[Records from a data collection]
-*-

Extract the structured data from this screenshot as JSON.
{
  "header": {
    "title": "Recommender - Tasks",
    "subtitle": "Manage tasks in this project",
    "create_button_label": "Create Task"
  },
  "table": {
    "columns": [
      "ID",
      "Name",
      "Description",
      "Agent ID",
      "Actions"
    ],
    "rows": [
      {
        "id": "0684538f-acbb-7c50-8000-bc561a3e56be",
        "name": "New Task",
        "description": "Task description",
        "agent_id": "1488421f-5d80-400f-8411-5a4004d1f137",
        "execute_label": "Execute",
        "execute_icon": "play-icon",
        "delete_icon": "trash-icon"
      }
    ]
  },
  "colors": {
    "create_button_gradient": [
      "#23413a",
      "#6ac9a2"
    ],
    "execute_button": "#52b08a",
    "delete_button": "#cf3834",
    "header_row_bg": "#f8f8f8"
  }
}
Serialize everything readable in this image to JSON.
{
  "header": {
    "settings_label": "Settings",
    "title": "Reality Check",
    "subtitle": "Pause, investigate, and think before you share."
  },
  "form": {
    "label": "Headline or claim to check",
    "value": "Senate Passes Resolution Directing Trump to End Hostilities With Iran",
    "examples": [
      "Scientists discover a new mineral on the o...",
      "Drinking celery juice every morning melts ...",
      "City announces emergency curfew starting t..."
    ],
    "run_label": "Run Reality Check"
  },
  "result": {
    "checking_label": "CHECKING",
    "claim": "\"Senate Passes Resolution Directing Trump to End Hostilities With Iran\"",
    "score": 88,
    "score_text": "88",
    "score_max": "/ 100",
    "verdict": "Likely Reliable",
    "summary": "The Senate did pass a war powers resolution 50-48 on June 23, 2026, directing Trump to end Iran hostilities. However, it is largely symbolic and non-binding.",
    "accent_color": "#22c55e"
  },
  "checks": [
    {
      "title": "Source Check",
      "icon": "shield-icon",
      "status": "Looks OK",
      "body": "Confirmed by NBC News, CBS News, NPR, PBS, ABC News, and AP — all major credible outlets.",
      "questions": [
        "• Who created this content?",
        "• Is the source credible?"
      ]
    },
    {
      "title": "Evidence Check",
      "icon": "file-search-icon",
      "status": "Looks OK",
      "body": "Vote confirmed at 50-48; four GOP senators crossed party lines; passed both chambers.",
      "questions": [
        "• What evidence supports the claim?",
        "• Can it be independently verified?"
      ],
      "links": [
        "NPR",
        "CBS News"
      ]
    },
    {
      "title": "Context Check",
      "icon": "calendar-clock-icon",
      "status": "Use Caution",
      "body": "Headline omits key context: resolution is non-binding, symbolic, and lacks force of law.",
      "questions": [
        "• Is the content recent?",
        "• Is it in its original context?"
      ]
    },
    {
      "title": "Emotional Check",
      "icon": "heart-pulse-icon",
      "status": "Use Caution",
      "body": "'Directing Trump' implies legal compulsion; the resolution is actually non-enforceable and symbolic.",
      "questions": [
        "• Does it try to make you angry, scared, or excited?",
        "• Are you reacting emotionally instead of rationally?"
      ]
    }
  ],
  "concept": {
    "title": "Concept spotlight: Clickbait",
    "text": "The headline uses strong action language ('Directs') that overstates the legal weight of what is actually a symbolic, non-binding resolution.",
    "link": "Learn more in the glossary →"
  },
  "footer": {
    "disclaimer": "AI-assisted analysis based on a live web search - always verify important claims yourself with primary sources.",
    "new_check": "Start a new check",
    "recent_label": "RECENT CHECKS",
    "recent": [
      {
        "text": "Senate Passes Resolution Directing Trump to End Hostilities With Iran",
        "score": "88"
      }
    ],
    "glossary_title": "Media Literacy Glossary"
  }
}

-*-

# AIM OF THE TASK
Report how many lines of the data hold the string "Senate"; give only the number.

# TASK OUTPUT
4